→ Problem
Whenever a line below holds the word "always", copy that line.

━━ Listing ━━

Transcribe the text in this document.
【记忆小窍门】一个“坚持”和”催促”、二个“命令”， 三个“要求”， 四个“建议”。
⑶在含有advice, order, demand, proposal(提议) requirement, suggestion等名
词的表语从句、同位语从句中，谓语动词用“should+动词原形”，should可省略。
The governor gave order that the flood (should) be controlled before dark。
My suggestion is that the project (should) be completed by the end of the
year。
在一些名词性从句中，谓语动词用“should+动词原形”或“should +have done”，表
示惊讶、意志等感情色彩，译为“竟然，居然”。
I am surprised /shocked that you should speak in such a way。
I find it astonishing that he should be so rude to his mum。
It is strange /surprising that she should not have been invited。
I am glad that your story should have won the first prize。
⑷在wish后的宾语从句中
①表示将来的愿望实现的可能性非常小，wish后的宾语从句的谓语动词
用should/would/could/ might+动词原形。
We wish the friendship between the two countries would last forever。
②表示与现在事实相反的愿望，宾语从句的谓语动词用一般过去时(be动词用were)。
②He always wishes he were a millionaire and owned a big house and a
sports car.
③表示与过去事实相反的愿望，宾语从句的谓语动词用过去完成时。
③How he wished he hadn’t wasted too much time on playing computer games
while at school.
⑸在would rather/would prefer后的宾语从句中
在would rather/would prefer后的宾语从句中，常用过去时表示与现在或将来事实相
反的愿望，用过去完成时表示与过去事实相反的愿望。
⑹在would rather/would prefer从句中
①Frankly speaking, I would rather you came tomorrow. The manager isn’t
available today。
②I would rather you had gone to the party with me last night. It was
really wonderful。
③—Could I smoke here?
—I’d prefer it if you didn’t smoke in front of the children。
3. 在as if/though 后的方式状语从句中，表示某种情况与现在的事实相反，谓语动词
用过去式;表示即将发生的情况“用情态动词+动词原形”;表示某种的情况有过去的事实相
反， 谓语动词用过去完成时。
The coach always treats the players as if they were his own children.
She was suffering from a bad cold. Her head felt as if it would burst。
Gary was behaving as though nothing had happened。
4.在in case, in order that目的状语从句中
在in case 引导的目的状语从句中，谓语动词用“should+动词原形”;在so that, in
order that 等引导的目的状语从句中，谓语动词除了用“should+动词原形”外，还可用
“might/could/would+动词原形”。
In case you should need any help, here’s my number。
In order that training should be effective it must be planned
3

━━━

→ Full answer
②He always wishes he were a millionaire and owned a big house and a
The coach always treats the players as if they were his own children.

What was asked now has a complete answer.